__JOB__: All lines in the data bearing the string "title" should be identified and copied.

[Rows from a figure dataset]
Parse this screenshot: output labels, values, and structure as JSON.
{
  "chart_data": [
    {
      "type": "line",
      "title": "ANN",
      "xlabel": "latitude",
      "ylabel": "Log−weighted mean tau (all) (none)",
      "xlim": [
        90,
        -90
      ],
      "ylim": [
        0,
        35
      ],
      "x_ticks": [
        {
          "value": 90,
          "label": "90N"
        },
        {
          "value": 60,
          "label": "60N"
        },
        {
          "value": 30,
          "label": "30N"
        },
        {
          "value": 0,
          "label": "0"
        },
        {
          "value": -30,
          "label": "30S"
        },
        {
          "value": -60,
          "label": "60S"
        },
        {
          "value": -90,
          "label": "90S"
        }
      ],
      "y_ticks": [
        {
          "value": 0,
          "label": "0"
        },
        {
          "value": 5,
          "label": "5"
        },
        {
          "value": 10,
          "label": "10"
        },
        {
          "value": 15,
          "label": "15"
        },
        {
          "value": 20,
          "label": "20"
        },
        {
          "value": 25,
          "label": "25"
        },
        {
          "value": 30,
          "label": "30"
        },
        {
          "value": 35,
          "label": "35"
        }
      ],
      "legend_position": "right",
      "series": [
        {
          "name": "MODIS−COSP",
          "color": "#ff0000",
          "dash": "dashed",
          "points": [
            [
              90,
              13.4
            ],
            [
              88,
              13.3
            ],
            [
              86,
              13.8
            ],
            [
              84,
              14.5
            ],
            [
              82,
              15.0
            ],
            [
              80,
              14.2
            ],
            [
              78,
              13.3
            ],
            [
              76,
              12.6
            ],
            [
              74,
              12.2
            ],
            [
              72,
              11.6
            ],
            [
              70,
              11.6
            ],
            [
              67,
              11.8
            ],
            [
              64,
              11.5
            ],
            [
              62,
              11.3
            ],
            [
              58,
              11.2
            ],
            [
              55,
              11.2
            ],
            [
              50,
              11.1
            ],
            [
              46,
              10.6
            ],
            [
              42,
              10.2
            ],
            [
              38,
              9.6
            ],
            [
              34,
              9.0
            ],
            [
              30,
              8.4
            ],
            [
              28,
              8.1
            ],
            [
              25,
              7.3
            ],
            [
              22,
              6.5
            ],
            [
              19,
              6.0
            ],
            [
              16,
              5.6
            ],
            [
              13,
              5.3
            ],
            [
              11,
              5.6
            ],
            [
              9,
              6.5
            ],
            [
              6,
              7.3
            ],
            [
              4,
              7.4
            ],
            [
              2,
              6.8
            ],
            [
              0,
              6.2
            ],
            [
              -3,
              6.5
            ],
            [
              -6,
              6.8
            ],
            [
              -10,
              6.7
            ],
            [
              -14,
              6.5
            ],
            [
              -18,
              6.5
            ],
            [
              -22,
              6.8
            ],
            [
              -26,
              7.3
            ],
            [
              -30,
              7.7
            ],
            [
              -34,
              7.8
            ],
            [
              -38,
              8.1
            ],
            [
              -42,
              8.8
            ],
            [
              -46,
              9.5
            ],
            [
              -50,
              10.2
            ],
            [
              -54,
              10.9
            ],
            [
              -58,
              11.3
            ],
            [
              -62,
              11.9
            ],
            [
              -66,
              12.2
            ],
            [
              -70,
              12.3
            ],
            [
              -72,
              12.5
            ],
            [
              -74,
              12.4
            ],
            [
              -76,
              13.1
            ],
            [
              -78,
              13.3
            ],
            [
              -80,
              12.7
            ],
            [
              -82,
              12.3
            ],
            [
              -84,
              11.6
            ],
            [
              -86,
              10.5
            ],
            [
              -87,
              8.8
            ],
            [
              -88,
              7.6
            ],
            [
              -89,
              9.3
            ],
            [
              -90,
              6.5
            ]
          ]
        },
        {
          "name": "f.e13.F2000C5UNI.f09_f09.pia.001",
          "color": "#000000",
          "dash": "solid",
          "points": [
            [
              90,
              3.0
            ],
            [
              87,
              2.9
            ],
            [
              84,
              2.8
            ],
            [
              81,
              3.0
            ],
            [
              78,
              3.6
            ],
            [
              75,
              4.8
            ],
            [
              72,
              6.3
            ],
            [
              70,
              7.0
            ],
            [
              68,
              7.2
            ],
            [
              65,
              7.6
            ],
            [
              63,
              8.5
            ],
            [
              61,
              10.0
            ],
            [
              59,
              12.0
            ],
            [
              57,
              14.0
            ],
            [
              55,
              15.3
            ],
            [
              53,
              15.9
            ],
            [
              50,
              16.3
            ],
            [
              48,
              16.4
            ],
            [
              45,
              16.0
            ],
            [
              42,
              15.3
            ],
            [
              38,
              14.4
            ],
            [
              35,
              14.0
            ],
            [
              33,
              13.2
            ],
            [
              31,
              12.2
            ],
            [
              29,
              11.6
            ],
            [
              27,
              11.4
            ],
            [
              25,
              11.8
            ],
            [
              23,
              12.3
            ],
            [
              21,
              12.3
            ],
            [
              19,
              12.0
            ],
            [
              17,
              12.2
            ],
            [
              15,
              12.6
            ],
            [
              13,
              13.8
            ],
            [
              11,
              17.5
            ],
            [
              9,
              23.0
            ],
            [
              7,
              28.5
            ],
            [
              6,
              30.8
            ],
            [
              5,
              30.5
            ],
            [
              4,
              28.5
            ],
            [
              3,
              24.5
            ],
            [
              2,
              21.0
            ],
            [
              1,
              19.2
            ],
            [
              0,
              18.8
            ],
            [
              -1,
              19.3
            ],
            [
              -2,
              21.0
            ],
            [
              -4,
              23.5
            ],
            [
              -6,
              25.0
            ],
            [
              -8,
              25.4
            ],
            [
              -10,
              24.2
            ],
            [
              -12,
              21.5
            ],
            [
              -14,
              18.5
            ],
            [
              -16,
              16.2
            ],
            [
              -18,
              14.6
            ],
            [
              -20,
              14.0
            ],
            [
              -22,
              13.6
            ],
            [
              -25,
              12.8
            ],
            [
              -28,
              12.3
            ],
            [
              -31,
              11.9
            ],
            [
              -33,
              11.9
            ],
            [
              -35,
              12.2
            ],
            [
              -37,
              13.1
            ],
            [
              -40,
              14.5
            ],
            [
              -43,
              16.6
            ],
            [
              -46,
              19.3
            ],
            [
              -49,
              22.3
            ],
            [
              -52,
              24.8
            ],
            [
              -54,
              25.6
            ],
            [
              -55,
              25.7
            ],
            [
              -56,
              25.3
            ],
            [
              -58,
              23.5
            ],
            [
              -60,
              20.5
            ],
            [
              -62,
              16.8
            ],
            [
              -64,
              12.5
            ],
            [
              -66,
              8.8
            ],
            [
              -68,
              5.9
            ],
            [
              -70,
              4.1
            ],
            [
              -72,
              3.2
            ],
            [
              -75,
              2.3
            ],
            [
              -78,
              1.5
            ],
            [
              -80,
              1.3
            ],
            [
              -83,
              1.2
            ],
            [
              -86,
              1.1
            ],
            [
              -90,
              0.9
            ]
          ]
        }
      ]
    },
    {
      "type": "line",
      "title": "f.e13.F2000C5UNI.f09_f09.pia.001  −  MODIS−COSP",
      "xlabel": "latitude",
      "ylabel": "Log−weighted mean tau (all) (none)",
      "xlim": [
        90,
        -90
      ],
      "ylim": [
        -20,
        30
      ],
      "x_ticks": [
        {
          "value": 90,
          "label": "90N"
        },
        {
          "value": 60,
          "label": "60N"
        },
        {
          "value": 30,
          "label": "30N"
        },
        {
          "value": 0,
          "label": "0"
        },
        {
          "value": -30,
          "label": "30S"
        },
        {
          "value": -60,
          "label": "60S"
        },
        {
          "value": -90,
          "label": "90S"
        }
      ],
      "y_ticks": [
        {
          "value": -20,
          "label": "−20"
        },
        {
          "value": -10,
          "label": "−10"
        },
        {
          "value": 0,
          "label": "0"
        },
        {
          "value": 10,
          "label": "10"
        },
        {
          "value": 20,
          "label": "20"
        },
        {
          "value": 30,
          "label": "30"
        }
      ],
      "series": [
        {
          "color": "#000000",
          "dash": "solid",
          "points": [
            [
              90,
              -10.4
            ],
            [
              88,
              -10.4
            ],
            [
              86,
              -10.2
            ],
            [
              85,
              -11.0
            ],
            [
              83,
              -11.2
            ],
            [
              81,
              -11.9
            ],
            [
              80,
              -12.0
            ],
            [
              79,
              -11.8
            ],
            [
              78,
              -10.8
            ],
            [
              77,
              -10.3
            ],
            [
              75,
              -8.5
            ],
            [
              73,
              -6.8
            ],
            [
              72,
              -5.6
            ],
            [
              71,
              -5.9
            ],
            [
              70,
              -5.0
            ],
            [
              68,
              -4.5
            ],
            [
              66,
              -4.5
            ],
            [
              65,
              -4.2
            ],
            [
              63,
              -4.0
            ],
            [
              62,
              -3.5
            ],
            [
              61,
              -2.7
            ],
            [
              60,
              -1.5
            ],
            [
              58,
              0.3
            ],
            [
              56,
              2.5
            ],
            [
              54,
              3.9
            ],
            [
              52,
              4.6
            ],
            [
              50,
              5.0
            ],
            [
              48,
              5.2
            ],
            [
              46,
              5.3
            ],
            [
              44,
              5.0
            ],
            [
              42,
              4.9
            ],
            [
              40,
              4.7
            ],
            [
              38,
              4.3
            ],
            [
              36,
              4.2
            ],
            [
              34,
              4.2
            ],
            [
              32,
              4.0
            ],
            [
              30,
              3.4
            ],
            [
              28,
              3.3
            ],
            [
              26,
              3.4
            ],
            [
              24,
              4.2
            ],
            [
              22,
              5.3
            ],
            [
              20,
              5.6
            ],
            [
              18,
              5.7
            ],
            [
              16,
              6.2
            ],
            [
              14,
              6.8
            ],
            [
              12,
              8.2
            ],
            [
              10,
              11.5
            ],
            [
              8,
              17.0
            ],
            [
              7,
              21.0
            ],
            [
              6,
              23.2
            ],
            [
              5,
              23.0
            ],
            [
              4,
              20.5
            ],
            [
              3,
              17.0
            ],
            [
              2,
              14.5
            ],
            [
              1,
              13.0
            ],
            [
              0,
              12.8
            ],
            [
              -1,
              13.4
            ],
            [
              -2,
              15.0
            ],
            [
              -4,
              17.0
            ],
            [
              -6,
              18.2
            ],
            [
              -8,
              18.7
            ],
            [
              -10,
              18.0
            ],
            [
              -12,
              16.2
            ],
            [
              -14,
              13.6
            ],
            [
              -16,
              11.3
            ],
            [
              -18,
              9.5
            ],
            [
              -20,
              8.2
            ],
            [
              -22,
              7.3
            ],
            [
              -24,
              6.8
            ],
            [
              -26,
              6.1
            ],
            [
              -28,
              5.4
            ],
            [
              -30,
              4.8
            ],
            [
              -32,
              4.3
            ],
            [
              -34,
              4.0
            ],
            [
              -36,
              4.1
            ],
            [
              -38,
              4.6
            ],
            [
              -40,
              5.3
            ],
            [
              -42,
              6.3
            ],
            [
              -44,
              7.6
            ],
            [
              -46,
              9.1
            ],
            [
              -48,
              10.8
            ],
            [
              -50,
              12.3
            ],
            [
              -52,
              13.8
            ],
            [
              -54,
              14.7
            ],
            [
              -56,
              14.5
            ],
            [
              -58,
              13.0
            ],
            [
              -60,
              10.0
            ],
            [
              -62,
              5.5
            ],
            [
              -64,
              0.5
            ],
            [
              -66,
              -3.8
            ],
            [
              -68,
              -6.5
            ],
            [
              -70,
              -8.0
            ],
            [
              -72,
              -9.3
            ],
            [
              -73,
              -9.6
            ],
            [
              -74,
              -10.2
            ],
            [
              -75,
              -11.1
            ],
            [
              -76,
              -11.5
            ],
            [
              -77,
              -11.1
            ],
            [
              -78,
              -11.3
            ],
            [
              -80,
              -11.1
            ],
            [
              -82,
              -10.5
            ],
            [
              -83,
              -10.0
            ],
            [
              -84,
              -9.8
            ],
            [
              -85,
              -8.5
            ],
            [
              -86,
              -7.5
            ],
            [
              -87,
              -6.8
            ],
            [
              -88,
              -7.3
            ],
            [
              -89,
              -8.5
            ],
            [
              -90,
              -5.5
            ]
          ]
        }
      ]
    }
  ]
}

__CORRECT RESPONSE__:
      "title": "ANN",
      "title": "f.e13.F2000C5UNI.f09_f09.pia.001  −  MODIS−COSP",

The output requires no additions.